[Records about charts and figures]
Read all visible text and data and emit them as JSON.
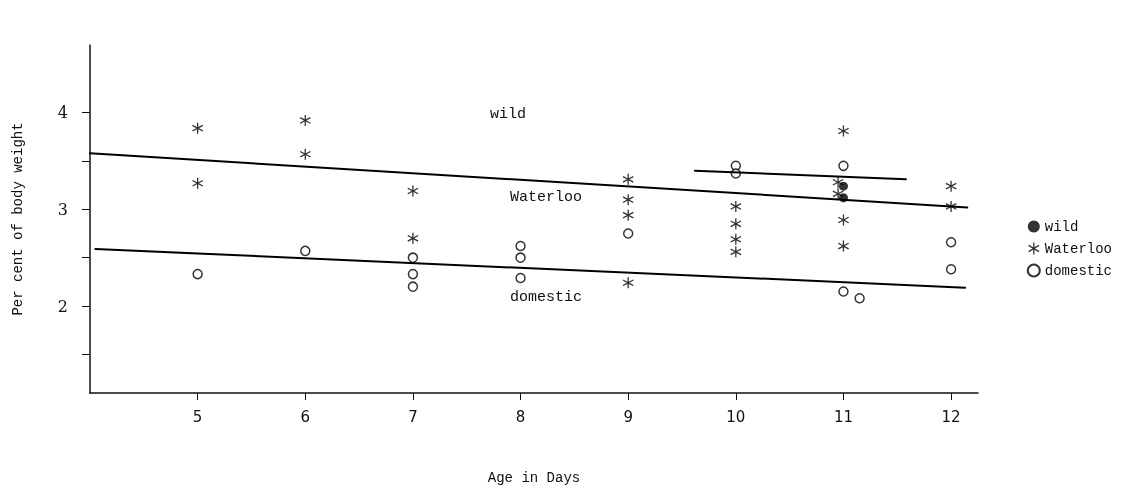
{
  "chart_data": {
    "type": "scatter",
    "xlabel": "Age in Days",
    "ylabel": "Per cent of body weight",
    "xlim": [
      4,
      12.25
    ],
    "xticks": [
      5,
      6,
      7,
      8,
      9,
      10,
      11,
      12
    ],
    "ylim": [
      1.1,
      4.7
    ],
    "yticks": [
      {
        "value": 1.5,
        "label": null
      },
      2,
      {
        "value": 2.5,
        "label": null
      },
      3,
      {
        "value": 3.5,
        "label": null
      },
      4
    ],
    "grid": false,
    "legend": "right",
    "series": [
      {
        "name": "wild",
        "color": "#000000",
        "marker": "circle",
        "x": [
          11,
          11
        ],
        "values": [
          3.24,
          3.12
        ]
      },
      {
        "name": "Waterloo",
        "color": "#000000",
        "marker": "star",
        "x": [
          5,
          5,
          6,
          6,
          7,
          7,
          9,
          9,
          9,
          9,
          10,
          10,
          10,
          10,
          11,
          10.95,
          10.95,
          11,
          11,
          12,
          12
        ],
        "values": [
          3.84,
          3.27,
          3.92,
          3.57,
          3.19,
          2.7,
          3.31,
          3.1,
          2.94,
          2.24,
          3.03,
          2.85,
          2.69,
          2.56,
          3.81,
          3.28,
          3.16,
          2.89,
          2.62,
          3.24,
          3.03
        ]
      },
      {
        "name": "domestic",
        "color": "#000000",
        "marker": "circle",
        "x": [
          5,
          6,
          7,
          7,
          7,
          8,
          8,
          8,
          9,
          10,
          10,
          11,
          11,
          11.15,
          12,
          12
        ],
        "values": [
          2.33,
          2.57,
          2.5,
          2.33,
          2.2,
          2.62,
          2.5,
          2.29,
          2.75,
          3.45,
          3.37,
          3.45,
          2.15,
          2.08,
          2.66,
          2.38
        ]
      },
      {
        "type": "line",
        "color": "#000000",
        "marker": "none",
        "line_style": "solid",
        "x": [
          4,
          12.15
        ],
        "values": [
          3.58,
          3.02
        ]
      },
      {
        "type": "line",
        "color": "#000000",
        "marker": "none",
        "line_style": "solid",
        "x": [
          4.05,
          12.13
        ],
        "values": [
          2.59,
          2.19
        ]
      },
      {
        "type": "line",
        "color": "#000000",
        "marker": "none",
        "line_style": "solid",
        "x": [
          9.62,
          11.58
        ],
        "values": [
          3.4,
          3.31
        ]
      }
    ],
    "annotations": [
      "wild",
      "Waterloo",
      "domestic"
    ]
  }
}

What you are asked to do
Every line above should be returned exactly; the pictures stay out.

Result of this exercise
Read all visible text and data and emit them as JSON.
{
  "chart_data": {
    "type": "scatter",
    "xlabel": "Age in Days",
    "ylabel": "Per cent of body weight",
    "xlim": [
      4,
      12.25
    ],
    "xticks": [
      5,
      6,
      7,
      8,
      9,
      10,
      11,
      12
    ],
    "ylim": [
      1.1,
      4.7
    ],
    "yticks": [
      {
        "value": 1.5,
        "label": null
      },
      2,
      {
        "value": 2.5,
        "label": null
      },
      3,
      {
        "value": 3.5,
        "label": null
      },
      4
    ],
    "grid": false,
    "legend": "right",
    "series": [
      {
        "name": "wild",
        "color": "#000000",
        "marker": "circle",
        "x": [
          11,
          11
        ],
        "values": [
          3.24,
          3.12
        ]
      },
      {
        "name": "Waterloo",
        "color": "#000000",
        "marker": "star",
        "x": [
          5,
          5,
          6,
          6,
          7,
          7,
          9,
          9,
          9,
          9,
          10,
          10,
          10,
          10,
          11,
          10.95,
          10.95,
          11,
          11,
          12,
          12
        ],
        "values": [
          3.84,
          3.27,
          3.92,
          3.57,
          3.19,
          2.7,
          3.31,
          3.1,
          2.94,
          2.24,
          3.03,
          2.85,
          2.69,
          2.56,
          3.81,
          3.28,
          3.16,
          2.89,
          2.62,
          3.24,
          3.03
        ]
      },
      {
        "name": "domestic",
        "color": "#000000",
        "marker": "circle",
        "x": [
          5,
          6,
          7,
          7,
          7,
          8,
          8,
          8,
          9,
          10,
          10,
          11,
          11,
          11.15,
          12,
          12
        ],
        "values": [
          2.33,
          2.57,
          2.5,
          2.33,
          2.2,
          2.62,
          2.5,
          2.29,
          2.75,
          3.45,
          3.37,
          3.45,
          2.15,
          2.08,
          2.66,
          2.38
        ]
      },
      {
        "type": "line",
        "color": "#000000",
        "marker": "none",
        "line_style": "solid",
        "x": [
          4,
          12.15
        ],
        "values": [
          3.58,
          3.02
        ]
      },
      {
        "type": "line",
        "color": "#000000",
        "marker": "none",
        "line_style": "solid",
        "x": [
          4.05,
          12.13
        ],
        "values": [
          2.59,
          2.19
        ]
      },
      {
        "type": "line",
        "color": "#000000",
        "marker": "none",
        "line_style": "solid",
        "x": [
          9.62,
          11.58
        ],
        "values": [
          3.4,
          3.31
        ]
      }
    ],
    "annotations": [
      "wild",
      "Waterloo",
      "domestic"
    ]
  }
}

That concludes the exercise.